→ What you will do
Among the entries below, count the lines where the string "code" occurs, and give only the number.

*** Input for this task ***

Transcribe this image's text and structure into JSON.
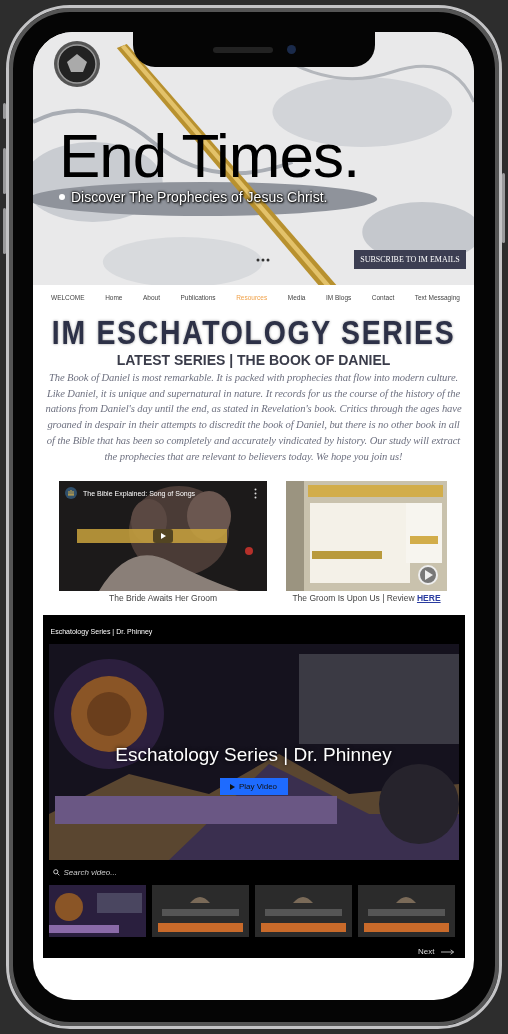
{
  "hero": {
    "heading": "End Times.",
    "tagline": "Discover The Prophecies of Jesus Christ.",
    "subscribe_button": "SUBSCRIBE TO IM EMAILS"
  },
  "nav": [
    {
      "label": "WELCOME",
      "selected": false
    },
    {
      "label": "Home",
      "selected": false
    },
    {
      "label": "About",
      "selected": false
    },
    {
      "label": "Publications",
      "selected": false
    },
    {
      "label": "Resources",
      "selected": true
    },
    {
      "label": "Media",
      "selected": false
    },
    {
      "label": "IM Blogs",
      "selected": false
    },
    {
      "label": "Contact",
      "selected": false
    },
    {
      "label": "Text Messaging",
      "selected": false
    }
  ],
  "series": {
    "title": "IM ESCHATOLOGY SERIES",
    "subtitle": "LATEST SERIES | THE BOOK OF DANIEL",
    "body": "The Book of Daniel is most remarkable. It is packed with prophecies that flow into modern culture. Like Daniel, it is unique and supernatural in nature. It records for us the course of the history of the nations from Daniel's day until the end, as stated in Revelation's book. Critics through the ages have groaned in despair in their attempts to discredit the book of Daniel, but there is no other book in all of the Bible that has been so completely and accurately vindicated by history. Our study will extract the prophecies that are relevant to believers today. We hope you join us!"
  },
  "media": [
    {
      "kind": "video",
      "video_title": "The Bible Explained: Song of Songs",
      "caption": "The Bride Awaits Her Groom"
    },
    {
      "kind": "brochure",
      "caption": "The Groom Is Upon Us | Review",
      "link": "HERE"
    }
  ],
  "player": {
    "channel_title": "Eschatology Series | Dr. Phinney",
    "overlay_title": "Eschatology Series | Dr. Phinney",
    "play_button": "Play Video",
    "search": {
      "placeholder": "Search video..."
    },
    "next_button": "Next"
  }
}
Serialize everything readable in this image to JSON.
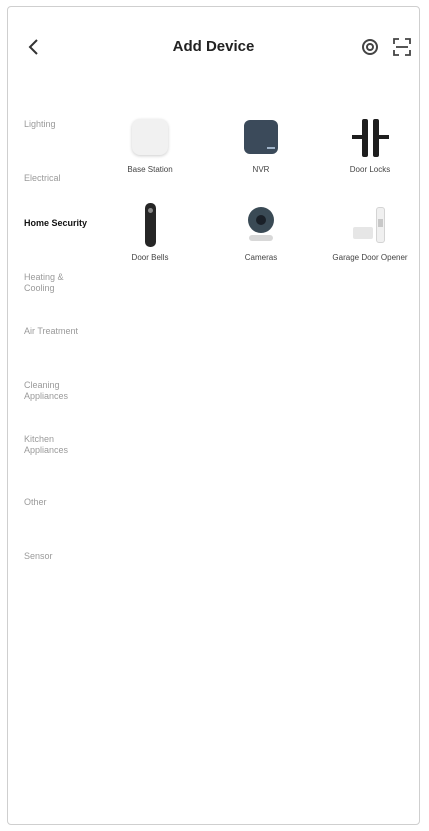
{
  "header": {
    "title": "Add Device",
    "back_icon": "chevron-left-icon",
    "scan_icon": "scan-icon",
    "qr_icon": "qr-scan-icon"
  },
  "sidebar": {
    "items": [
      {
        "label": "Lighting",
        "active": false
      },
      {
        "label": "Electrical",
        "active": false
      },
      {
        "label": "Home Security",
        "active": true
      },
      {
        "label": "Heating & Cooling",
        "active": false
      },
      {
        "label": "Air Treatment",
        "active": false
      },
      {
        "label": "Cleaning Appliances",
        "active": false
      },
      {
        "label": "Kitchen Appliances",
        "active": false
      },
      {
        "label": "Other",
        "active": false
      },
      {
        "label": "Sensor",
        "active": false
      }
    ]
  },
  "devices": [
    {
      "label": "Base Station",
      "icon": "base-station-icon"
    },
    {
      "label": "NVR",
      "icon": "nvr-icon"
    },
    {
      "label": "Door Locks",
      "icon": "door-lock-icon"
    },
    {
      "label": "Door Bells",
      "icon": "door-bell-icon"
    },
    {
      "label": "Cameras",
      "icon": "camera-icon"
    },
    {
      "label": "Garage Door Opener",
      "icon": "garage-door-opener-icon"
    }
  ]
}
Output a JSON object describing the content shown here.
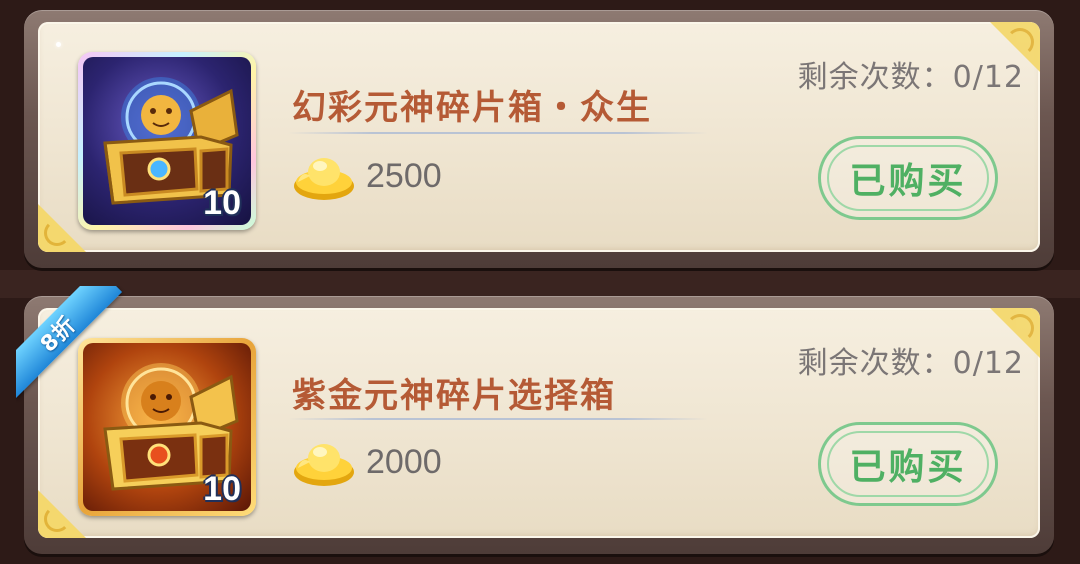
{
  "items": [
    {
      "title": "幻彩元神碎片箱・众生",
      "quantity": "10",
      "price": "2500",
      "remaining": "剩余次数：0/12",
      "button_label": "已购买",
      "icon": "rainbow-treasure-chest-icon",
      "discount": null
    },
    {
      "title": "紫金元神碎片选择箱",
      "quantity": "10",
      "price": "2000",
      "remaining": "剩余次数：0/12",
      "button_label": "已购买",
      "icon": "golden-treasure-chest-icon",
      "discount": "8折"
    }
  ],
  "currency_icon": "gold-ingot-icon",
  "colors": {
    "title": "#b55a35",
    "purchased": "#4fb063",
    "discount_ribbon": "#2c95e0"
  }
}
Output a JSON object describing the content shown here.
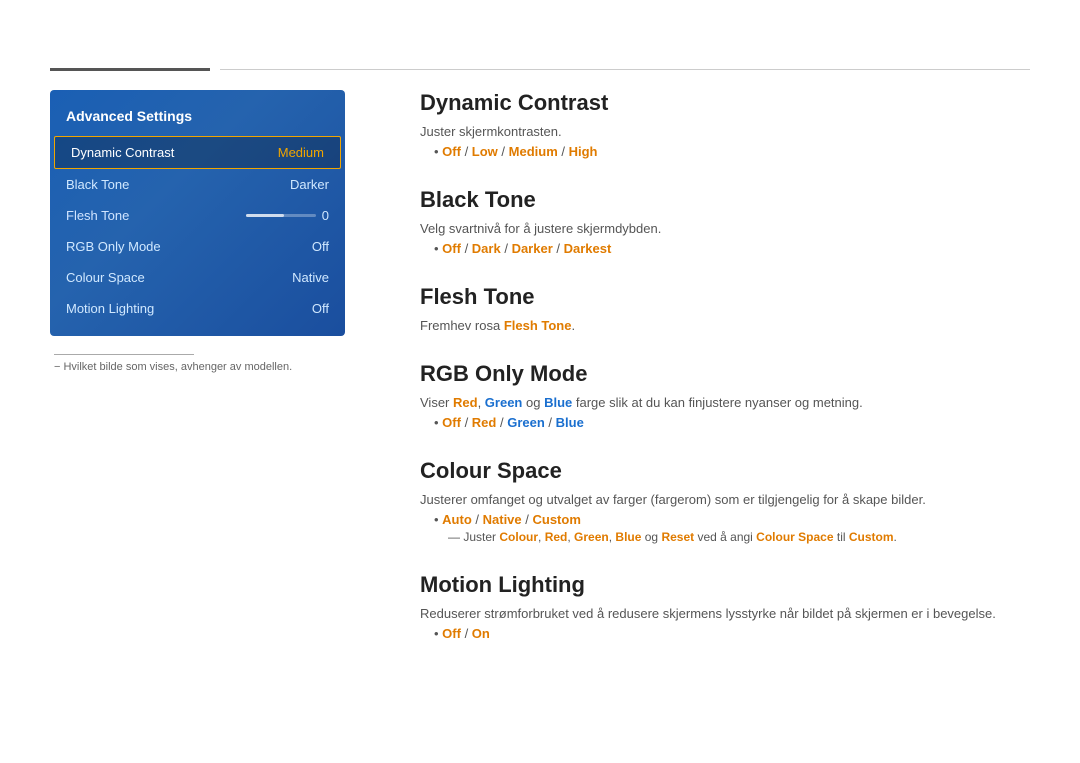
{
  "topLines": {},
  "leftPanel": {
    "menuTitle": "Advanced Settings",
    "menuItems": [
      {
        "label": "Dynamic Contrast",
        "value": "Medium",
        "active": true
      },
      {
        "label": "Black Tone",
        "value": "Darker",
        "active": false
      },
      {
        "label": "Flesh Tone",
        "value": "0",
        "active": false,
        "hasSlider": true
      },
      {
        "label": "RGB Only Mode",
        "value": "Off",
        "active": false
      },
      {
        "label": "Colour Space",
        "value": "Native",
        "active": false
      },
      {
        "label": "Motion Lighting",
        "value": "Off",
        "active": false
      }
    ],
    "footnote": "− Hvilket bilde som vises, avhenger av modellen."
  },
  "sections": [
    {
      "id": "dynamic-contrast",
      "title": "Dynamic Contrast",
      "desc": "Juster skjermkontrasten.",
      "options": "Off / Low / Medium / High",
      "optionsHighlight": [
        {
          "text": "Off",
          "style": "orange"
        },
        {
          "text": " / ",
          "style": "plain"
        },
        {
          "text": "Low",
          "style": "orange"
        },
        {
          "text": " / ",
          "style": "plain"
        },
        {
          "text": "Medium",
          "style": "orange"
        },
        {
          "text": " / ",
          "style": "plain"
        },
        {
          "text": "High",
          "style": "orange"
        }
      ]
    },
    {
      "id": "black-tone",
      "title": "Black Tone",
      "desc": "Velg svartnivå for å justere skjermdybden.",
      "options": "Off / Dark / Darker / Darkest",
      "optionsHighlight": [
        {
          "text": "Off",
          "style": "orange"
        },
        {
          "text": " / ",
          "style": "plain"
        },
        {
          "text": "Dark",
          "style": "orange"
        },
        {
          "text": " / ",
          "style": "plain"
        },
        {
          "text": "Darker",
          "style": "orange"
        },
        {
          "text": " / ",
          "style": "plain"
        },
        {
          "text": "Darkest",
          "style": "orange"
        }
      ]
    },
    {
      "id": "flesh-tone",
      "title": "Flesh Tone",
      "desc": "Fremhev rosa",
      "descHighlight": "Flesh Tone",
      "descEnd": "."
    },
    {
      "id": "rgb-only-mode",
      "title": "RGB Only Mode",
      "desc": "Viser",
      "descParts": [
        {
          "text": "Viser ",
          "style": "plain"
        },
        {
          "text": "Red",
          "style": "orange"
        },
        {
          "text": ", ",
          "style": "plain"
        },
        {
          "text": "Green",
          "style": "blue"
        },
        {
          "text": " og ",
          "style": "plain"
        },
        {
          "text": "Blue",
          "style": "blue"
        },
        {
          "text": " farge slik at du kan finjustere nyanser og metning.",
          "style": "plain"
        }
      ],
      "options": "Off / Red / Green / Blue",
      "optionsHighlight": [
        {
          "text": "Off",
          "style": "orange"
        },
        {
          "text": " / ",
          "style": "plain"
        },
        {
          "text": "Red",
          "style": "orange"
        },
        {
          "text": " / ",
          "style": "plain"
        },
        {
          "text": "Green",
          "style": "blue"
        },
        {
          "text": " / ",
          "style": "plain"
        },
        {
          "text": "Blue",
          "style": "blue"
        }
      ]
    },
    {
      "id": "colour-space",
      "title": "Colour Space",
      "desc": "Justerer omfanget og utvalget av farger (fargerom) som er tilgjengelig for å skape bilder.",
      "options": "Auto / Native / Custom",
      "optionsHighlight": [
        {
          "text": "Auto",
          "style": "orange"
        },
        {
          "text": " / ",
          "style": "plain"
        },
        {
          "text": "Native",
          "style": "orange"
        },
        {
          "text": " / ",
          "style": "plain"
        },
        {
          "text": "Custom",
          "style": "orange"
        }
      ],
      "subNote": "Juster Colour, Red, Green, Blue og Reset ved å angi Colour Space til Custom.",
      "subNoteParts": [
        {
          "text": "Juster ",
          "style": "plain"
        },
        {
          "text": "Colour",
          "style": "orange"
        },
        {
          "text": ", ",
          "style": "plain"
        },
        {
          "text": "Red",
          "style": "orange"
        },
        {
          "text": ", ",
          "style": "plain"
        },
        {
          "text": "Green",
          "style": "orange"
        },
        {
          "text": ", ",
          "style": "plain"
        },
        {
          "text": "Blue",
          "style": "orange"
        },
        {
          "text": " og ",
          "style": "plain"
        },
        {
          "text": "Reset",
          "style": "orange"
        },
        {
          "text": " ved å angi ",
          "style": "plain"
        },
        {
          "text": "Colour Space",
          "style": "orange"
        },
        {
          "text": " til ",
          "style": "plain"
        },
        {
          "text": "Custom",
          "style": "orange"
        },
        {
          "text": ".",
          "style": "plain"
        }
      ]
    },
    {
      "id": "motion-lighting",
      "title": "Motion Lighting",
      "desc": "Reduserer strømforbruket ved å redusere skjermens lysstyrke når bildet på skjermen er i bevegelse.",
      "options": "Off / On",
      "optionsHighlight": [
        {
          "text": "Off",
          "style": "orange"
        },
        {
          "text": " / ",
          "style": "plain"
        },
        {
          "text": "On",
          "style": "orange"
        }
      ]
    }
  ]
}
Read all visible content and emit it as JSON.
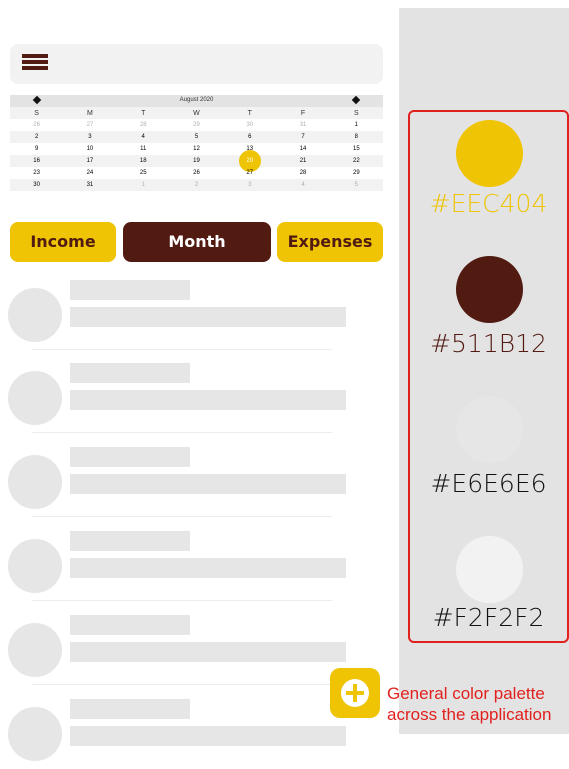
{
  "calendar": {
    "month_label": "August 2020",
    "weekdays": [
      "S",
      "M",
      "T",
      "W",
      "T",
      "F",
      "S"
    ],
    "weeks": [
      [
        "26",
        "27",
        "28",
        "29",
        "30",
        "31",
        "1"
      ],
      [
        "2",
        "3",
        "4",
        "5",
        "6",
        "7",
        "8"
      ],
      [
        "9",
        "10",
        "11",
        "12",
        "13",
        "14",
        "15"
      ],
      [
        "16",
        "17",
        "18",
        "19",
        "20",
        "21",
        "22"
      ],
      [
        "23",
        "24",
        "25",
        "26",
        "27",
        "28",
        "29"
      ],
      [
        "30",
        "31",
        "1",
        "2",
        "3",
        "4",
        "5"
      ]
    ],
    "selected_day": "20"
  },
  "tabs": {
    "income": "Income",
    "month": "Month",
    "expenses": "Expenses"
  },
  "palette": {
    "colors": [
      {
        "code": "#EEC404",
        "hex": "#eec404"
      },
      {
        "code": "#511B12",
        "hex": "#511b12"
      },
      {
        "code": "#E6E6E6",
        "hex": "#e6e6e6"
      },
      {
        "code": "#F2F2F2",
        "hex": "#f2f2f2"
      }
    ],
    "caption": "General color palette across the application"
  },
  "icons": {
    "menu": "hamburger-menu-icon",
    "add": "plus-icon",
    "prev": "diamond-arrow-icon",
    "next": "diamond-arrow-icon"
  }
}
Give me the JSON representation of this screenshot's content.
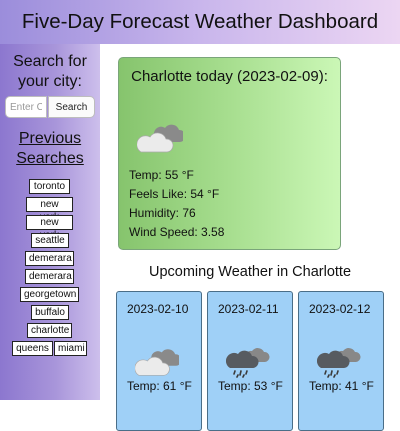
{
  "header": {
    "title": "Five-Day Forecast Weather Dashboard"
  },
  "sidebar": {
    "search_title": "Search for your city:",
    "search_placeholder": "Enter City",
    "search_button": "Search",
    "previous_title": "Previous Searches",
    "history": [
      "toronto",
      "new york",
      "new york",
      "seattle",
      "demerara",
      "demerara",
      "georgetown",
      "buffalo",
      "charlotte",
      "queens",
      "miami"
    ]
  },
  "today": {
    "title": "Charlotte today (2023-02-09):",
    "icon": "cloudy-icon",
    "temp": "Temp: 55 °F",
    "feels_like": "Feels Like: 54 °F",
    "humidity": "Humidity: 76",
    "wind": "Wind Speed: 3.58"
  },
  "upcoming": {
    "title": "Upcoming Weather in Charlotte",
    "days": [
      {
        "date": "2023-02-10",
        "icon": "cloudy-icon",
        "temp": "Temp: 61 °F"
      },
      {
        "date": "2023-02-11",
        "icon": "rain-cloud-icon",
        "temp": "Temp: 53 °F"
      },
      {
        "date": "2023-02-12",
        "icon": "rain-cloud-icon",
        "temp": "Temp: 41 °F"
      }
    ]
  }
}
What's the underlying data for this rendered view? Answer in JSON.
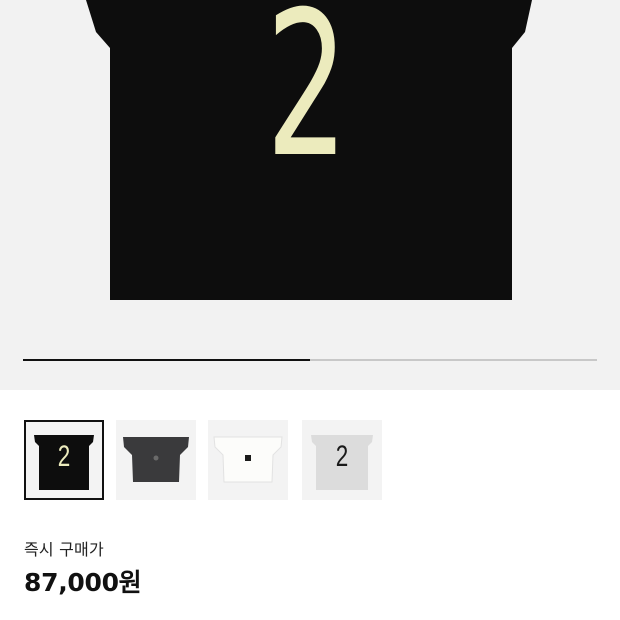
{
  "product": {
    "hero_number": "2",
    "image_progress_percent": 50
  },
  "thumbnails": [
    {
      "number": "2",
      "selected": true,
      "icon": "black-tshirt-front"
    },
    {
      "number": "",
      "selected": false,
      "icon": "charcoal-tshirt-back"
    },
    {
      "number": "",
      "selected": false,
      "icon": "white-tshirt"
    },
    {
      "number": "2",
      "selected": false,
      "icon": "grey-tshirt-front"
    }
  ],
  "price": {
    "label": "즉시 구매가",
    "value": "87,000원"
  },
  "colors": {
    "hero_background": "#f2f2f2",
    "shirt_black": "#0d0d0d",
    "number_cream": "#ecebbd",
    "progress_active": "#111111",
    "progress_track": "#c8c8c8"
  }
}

***

→ Exercise result
4